--- Stored dataset items ---
----------------------------------------
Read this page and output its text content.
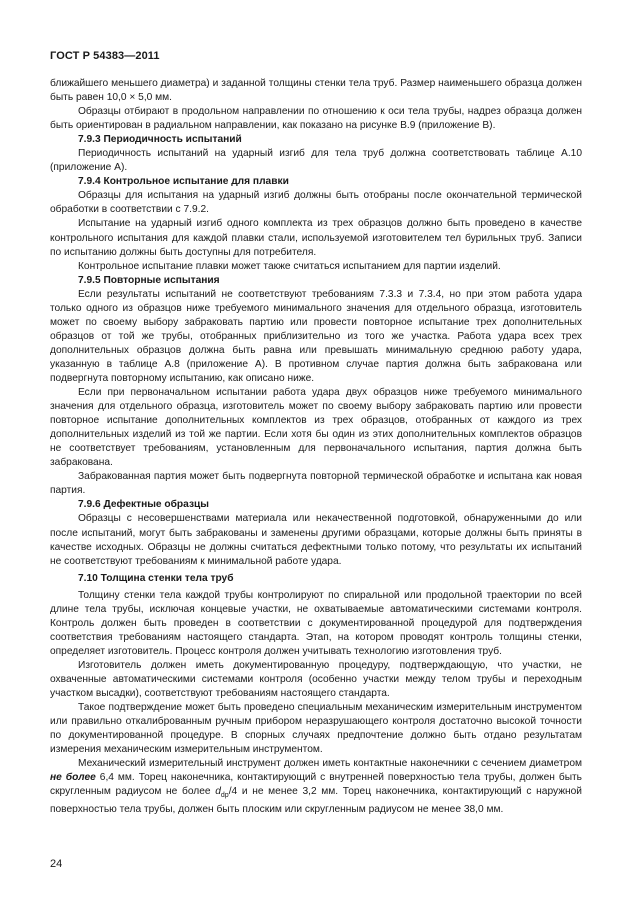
ГОСТ Р 54383—2011

ближайшего меньшего диаметра) и заданной толщины стенки тела труб. Размер наименьшего образца должен быть равен 10,0 × 5,0 мм.

Образцы отбирают в продольном направлении по отношению к оси тела трубы, надрез образца должен быть ориентирован в радиальном направлении, как показано на рисунке В.9 (приложение В).

7.9.3 Периодичность испытаний

Периодичность испытаний на ударный изгиб для тела труб должна соответствовать таблице А.10 (приложение А).

7.9.4 Контрольное испытание для плавки

Образцы для испытания на ударный изгиб должны быть отобраны после окончательной термической обработки в соответствии с 7.9.2.

Испытание на ударный изгиб одного комплекта из трех образцов должно быть проведено в качестве контрольного испытания для каждой плавки стали, используемой изготовителем тел бурильных труб. Записи по испытанию должны быть доступны для потребителя.

Контрольное испытание плавки может также считаться испытанием для партии изделий.

7.9.5 Повторные испытания

Если результаты испытаний не соответствуют требованиям 7.3.3 и 7.3.4, но при этом работа удара только одного из образцов ниже требуемого минимального значения для отдельного образца, изготовитель может по своему выбору забраковать партию или провести повторное испытание трех дополнительных образцов от той же трубы, отобранных приблизительно из того же участка. Работа удара всех трех дополнительных образцов должна быть равна или превышать минимальную среднюю работу удара, указанную в таблице А.8 (приложение А). В противном случае партия должна быть забракована или подвергнута повторному испытанию, как описано ниже.

Если при первоначальном испытании работа удара двух образцов ниже требуемого минимального значения для отдельного образца, изготовитель может по своему выбору забраковать партию или провести повторное испытание дополнительных комплектов из трех образцов, отобранных от каждого из трех дополнительных изделий из той же партии. Если хотя бы один из этих дополнительных комплектов образцов не соответствует требованиям, установленным для первоначального испытания, партия должна быть забракована.

Забракованная партия может быть подвергнута повторной термической обработке и испытана как новая партия.

7.9.6 Дефектные образцы

Образцы с несовершенствами материала или некачественной подготовкой, обнаруженными до или после испытаний, могут быть забракованы и заменены другими образцами, которые должны быть приняты в качестве исходных. Образцы не должны считаться дефектными только потому, что результаты их испытаний не соответствуют требованиям к минимальной работе удара.

7.10 Толщина стенки тела труб

Толщину стенки тела каждой трубы контролируют по спиральной или продольной траектории по всей длине тела трубы, исключая концевые участки, не охватываемые автоматическими системами контроля. Контроль должен быть проведен в соответствии с документированной процедурой для подтверждения соответствия требованиям настоящего стандарта. Этап, на котором проводят контроль толщины стенки, определяет изготовитель. Процесс контроля должен учитывать технологию изготовления труб.

Изготовитель должен иметь документированную процедуру, подтверждающую, что участки, не охваченные автоматическими системами контроля (особенно участки между телом трубы и переходным участком высадки), соответствуют требованиям настоящего стандарта.

Такое подтверждение может быть проведено специальным механическим измерительным инструментом или правильно откалиброванным ручным прибором неразрушающего контроля достаточно высокой точности по документированной процедуре. В спорных случаях предпочтение должно быть отдано результатам измерения механическим измерительным инструментом.

Механический измерительный инструмент должен иметь контактные наконечники с сечением диаметром не более 6,4 мм. Торец наконечника, контактирующий с внутренней поверхностью тела трубы, должен быть скругленным радиусом не более $d_{dp}/4$ и не менее 3,2 мм. Торец наконечника, контактирующий с наружной поверхностью тела трубы, должен быть плоским или скругленным радиусом не менее 38,0 мм.

24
----------------------------------------
--- WRITTEN PROBLEM ---
Omit pictures; set down the rest of the material word for word.

--- TASK RESULT ---
Read this page and output its text content.
ГОСТ Р 54383—2011

ближайшего меньшего диаметра) и заданной толщины стенки тела труб. Размер наименьшего образца должен быть равен 10,0 × 5,0 мм.

Образцы отбирают в продольном направлении по отношению к оси тела трубы, надрез образца должен быть ориентирован в радиальном направлении, как показано на рисунке В.9 (приложение В).

7.9.3 Периодичность испытаний

Периодичность испытаний на ударный изгиб для тела труб должна соответствовать таблице А.10 (приложение А).

7.9.4 Контрольное испытание для плавки

Образцы для испытания на ударный изгиб должны быть отобраны после окончательной термической обработки в соответствии с 7.9.2.

Испытание на ударный изгиб одного комплекта из трех образцов должно быть проведено в качестве контрольного испытания для каждой плавки стали, используемой изготовителем тел бурильных труб. Записи по испытанию должны быть доступны для потребителя.

Контрольное испытание плавки может также считаться испытанием для партии изделий.

7.9.5 Повторные испытания

Если результаты испытаний не соответствуют требованиям 7.3.3 и 7.3.4, но при этом работа удара только одного из образцов ниже требуемого минимального значения для отдельного образца, изготовитель может по своему выбору забраковать партию или провести повторное испытание трех дополнительных образцов от той же трубы, отобранных приблизительно из того же участка. Работа удара всех трех дополнительных образцов должна быть равна или превышать минимальную среднюю работу удара, указанную в таблице А.8 (приложение А). В противном случае партия должна быть забракована или подвергнута повторному испытанию, как описано ниже.

Если при первоначальном испытании работа удара двух образцов ниже требуемого минимального значения для отдельного образца, изготовитель может по своему выбору забраковать партию или провести повторное испытание дополнительных комплектов из трех образцов, отобранных от каждого из трех дополнительных изделий из той же партии. Если хотя бы один из этих дополнительных комплектов образцов не соответствует требованиям, установленным для первоначального испытания, партия должна быть забракована.

Забракованная партия может быть подвергнута повторной термической обработке и испытана как новая партия.

7.9.6 Дефектные образцы

Образцы с несовершенствами материала или некачественной подготовкой, обнаруженными до или после испытаний, могут быть забракованы и заменены другими образцами, которые должны быть приняты в качестве исходных. Образцы не должны считаться дефектными только потому, что результаты их испытаний не соответствуют требованиям к минимальной работе удара.

7.10 Толщина стенки тела труб

Толщину стенки тела каждой трубы контролируют по спиральной или продольной траектории по всей длине тела трубы, исключая концевые участки, не охватываемые автоматическими системами контроля. Контроль должен быть проведен в соответствии с документированной процедурой для подтверждения соответствия требованиям настоящего стандарта. Этап, на котором проводят контроль толщины стенки, определяет изготовитель. Процесс контроля должен учитывать технологию изготовления труб.

Изготовитель должен иметь документированную процедуру, подтверждающую, что участки, не охваченные автоматическими системами контроля (особенно участки между телом трубы и переходным участком высадки), соответствуют требованиям настоящего стандарта.

Такое подтверждение может быть проведено специальным механическим измерительным инструментом или правильно откалиброванным ручным прибором неразрушающего контроля достаточно высокой точности по документированной процедуре. В спорных случаях предпочтение должно быть отдано результатам измерения механическим измерительным инструментом.

Механический измерительный инструмент должен иметь контактные наконечники с сечением диаметром не более 6,4 мм. Торец наконечника, контактирующий с внутренней поверхностью тела трубы, должен быть скругленным радиусом не более $d_{dp}/4$ и не менее 3,2 мм. Торец наконечника, контактирующий с наружной поверхностью тела трубы, должен быть плоским или скругленным радиусом не менее 38,0 мм.

24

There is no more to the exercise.